#### Document text ####

It is thus plain that the district attorney’s remark that Mrs. Kravitz refused to submit to a blood test became a stain on the robe of presumption of innocence which no exhortation on the part of the trial judge could wipe out.

The Majority of this Court supports the decision of the trial judge in this matter, but I respectfully submit that, in doing so, the Majority misses the whole point. The Majority Opinion argues at length that Mrs. Kravitz could have been compelled to submit to a blood test because, while the Constitution protects an accused from being compelled to utter words, it does not protect him from being compelled to utter blood. I do not think that this is the law, but even if it were, it has absolutely nothing to do with the issue. The damage done the defendant lay in the fact that the jury was allowed to take the district attorney’s statement that Mrs. Kravitz had refused to take the blood test as established truth and then was given no chance to refute his statement.

The trial judge’s charge on the subject of blood sampling was even more prejudicial to the defendant than already indicated. Before taking up the blood test episode, the judge said to the jury: “In seeking a motive, you may search the action, conduct and behavior of the defendant immediately before, during, and after the commission of the alleged offense, if she did it, and you may ask yourselves, whether such conduct was the conduct of an innocent or guilty person.”

*233Thus, if the jury believed that Mrs. Kravitz refused to submit to the blood test (and they could not believe otherwise because she was not allowed to refute the charge) they were allowed to believe that this refusal was the conduct of a guilty person.

In view of the fact that the Commonwealth’s case was a pyramid of circumstances with no eyewitnesses involved, the judge should have charged the jury to study the pyramid with extreme caution to determine whether it held together solidly or whether, by the simplest application of the force of logic, it would tumble to the ground of unconfirmed hypothesis. Instead of so or similarly charging, the judge practically invited the jury to guess at the solidity of the prosecution’s structure. He said: “If after going over all of the evidence, and giving it your best consideration, you do not have a reasonable doubt of the defendant’s guilt, then it is your solemn duty to convict. Please bear in mind, however, that it is not the duty and burden of the Commonwealth to prove or establish guilt beyond or beyond all possibility of doubt, or prove it to an absolute certainty, but only beyond that reasonable doubt as I have just defined that term to you.” (Emphasis supplied).

####

» Tasks to complete
a - Output the passage of the opinion on the Kravitz trial word for word, starting with "It is thus plain" and going on through "could wipe out.".
b - In the opinion on the Kravitz trial, how is the Commonwealth's case described?
c - Write the next part of the opinion on the Kravitz trial, picking up after its final sentence.

#### Extracted records ####

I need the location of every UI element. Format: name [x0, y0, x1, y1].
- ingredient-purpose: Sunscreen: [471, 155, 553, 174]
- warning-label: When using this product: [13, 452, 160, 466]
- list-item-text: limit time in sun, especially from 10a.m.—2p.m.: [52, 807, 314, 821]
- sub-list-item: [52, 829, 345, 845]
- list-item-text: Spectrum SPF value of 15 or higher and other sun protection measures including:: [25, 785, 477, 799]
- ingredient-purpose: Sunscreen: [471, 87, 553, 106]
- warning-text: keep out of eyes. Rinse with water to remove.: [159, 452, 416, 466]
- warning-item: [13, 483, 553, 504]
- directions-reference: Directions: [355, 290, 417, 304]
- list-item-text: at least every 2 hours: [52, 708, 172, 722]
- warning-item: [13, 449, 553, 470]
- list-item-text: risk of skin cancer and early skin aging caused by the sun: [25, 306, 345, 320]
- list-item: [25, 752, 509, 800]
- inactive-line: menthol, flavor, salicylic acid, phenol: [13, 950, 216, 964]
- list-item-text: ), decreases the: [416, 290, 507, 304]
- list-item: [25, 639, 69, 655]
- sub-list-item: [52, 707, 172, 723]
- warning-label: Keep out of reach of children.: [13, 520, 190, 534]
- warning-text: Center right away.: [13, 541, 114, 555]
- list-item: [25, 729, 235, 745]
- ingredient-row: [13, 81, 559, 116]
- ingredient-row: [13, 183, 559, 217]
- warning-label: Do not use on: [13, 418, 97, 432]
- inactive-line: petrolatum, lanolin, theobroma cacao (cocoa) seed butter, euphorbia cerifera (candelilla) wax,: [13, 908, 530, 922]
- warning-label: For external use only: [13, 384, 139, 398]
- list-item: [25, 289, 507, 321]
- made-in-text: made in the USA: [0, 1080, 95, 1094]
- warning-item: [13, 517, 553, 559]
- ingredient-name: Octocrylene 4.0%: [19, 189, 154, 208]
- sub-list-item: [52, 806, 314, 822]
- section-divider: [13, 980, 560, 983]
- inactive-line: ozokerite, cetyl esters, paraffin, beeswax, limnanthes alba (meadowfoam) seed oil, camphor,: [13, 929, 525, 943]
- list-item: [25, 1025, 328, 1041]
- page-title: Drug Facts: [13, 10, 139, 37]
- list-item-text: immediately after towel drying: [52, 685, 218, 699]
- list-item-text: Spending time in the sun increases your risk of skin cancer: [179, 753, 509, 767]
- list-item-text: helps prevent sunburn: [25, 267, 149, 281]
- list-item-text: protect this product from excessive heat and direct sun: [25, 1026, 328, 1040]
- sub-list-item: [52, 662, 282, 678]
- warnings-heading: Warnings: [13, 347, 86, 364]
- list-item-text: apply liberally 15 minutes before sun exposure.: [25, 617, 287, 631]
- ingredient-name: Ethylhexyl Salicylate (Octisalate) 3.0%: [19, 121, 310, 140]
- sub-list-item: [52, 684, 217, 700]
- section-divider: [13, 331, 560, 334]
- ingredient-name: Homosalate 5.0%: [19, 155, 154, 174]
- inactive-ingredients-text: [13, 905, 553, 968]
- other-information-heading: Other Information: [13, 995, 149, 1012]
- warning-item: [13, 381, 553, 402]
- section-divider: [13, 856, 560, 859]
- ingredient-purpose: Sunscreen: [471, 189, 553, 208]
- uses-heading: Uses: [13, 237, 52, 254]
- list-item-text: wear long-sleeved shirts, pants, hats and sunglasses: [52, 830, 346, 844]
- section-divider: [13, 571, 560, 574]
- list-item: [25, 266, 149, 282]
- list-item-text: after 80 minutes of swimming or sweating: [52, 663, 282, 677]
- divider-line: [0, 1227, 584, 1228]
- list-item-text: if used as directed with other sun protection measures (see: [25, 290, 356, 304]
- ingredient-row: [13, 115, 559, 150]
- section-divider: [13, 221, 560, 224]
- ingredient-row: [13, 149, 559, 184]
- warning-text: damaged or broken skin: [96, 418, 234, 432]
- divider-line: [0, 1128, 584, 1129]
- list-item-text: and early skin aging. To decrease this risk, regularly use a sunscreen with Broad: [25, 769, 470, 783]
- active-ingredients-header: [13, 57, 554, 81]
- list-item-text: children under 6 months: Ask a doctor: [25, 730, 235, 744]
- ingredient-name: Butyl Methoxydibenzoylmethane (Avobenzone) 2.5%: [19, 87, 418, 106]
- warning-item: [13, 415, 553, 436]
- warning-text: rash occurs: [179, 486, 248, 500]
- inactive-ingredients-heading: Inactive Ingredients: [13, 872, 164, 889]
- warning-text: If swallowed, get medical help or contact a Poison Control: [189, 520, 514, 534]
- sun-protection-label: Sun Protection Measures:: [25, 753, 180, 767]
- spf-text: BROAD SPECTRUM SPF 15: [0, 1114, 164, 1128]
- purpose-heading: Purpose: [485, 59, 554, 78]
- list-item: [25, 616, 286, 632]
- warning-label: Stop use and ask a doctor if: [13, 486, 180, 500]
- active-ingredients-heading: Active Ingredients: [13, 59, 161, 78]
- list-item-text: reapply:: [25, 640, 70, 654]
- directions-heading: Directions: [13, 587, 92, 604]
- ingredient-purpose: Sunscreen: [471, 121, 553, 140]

####

» Answer section
a -
It is thus plain that the district attorney’s remark that Mrs. Kravitz refused to submit to a blood test became a stain on the robe of presumption of innocence which no exhortation on the part of the trial judge could wipe out.

b - As a pyramid of circumstances with no eyewitnesses involved.

c -
When the judge said that in order to obtain a conviction the Commonwealth did not need to prove the defendant guilty to an “absolute certainty,” he in effect said to the jury: “Before you can convict, you must be certain, but not absolutely certain.” This is like saying that “we want the truth, but not necessarily the absolute truth.” Why did the judge modify “certainty” ? When he said that the Commonwealth had the burden of proving guilt beyond a reasonable doubt, and he defined reasonable doubt, he gave the jury the proper measuring rod to use in gauging the evidence, but when he said that the Commonwealth did not need to prove *234its case to an absolute certainty, he splintered the measuring rod.

The Commonwealth was asking for a verdict of first degree murder with the death penalty. It is horrible to contemplate that in a civilized society the fact-finding tribunal would be allowed to send a person to his or her death on proof which is not absolutely certain.

The judge went further. He said: “The burden resting on the Commonwealth to prove its case beyond a reasonable doubt, does not require it to demonstrate the utter impossibility of innocence.”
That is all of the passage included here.